[Data excerpts]
---
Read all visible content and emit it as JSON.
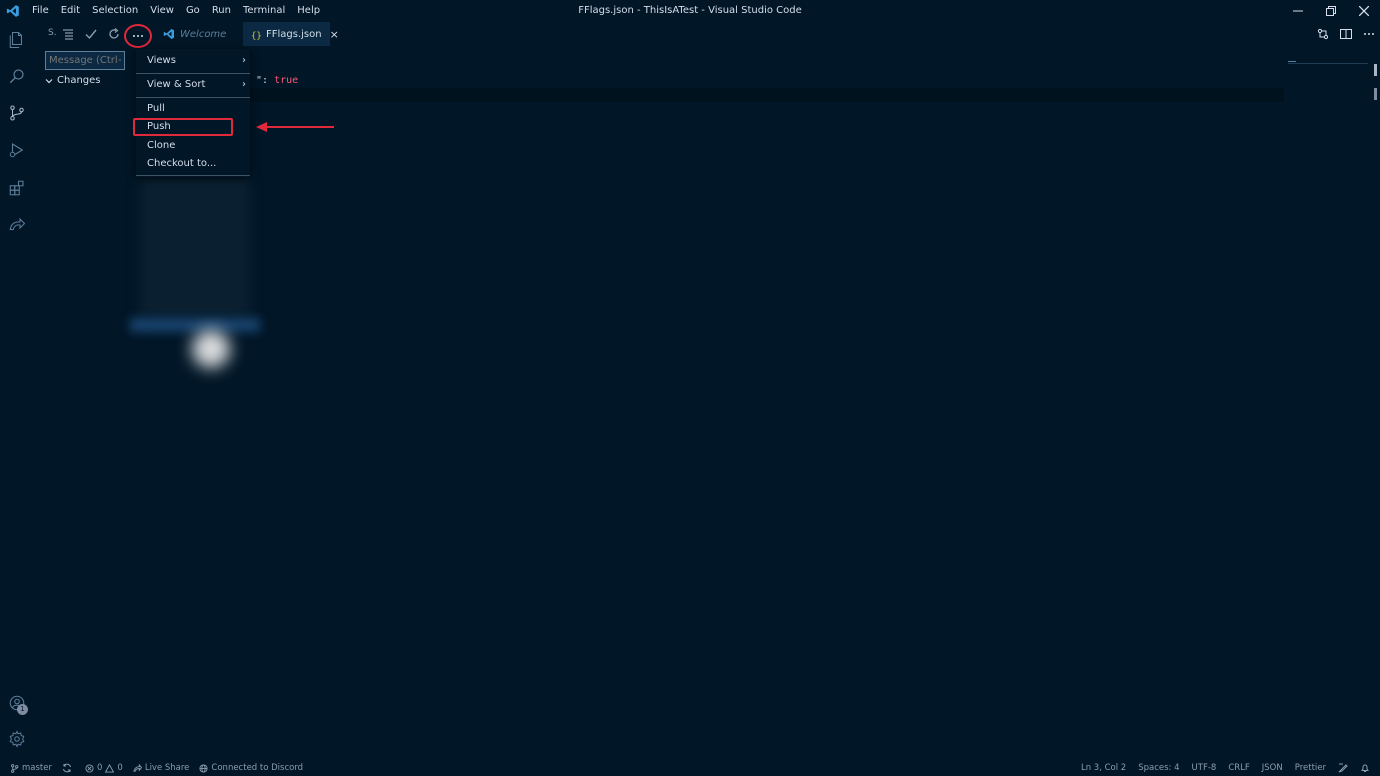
{
  "titlebar": {
    "menu": [
      "File",
      "Edit",
      "Selection",
      "View",
      "Go",
      "Run",
      "Terminal",
      "Help"
    ],
    "title": "FFlags.json - ThisIsATest - Visual Studio Code"
  },
  "sidebar": {
    "title_short": "S.",
    "message_placeholder": "Message (Ctrl+Enter",
    "changes_label": "Changes"
  },
  "tabs": [
    {
      "label": "Welcome",
      "active": false
    },
    {
      "label": "FFlags.json",
      "active": true,
      "close": "×"
    }
  ],
  "editor": {
    "code_punc": "\": ",
    "code_value": "true"
  },
  "context_menu": {
    "items": [
      {
        "label": "Views",
        "submenu": true
      },
      {
        "label": "View & Sort",
        "submenu": true
      },
      {
        "label": "Pull"
      },
      {
        "label": "Push",
        "highlighted": true
      },
      {
        "label": "Clone"
      },
      {
        "label": "Checkout to..."
      }
    ],
    "submenu_arrow": "›"
  },
  "activity": {
    "account_badge": "1"
  },
  "statusbar": {
    "branch": "master",
    "errors": "0",
    "warnings": "0",
    "live_share": "Live Share",
    "discord": "Connected to Discord",
    "cursor": "Ln 3, Col 2",
    "spaces": "Spaces: 4",
    "encoding": "UTF-8",
    "eol": "CRLF",
    "language": "JSON",
    "formatter": "Prettier"
  },
  "colors": {
    "background": "#011627",
    "highlight_red": "#e0293a",
    "keyword": "#ff5874"
  }
}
---
The request: Repeat verbatim all the material, but not the pictures.

Result of this task:
Read all visible content and emit it as JSON.
{
  "titlebar": {
    "menu": [
      "File",
      "Edit",
      "Selection",
      "View",
      "Go",
      "Run",
      "Terminal",
      "Help"
    ],
    "title": "FFlags.json - ThisIsATest - Visual Studio Code"
  },
  "sidebar": {
    "title_short": "S.",
    "message_placeholder": "Message (Ctrl+Enter",
    "changes_label": "Changes"
  },
  "tabs": [
    {
      "label": "Welcome",
      "active": false
    },
    {
      "label": "FFlags.json",
      "active": true,
      "close": "×"
    }
  ],
  "editor": {
    "code_punc": "\": ",
    "code_value": "true"
  },
  "context_menu": {
    "items": [
      {
        "label": "Views",
        "submenu": true
      },
      {
        "label": "View & Sort",
        "submenu": true
      },
      {
        "label": "Pull"
      },
      {
        "label": "Push",
        "highlighted": true
      },
      {
        "label": "Clone"
      },
      {
        "label": "Checkout to..."
      }
    ],
    "submenu_arrow": "›"
  },
  "activity": {
    "account_badge": "1"
  },
  "statusbar": {
    "branch": "master",
    "errors": "0",
    "warnings": "0",
    "live_share": "Live Share",
    "discord": "Connected to Discord",
    "cursor": "Ln 3, Col 2",
    "spaces": "Spaces: 4",
    "encoding": "UTF-8",
    "eol": "CRLF",
    "language": "JSON",
    "formatter": "Prettier"
  },
  "colors": {
    "background": "#011627",
    "highlight_red": "#e0293a",
    "keyword": "#ff5874"
  }
}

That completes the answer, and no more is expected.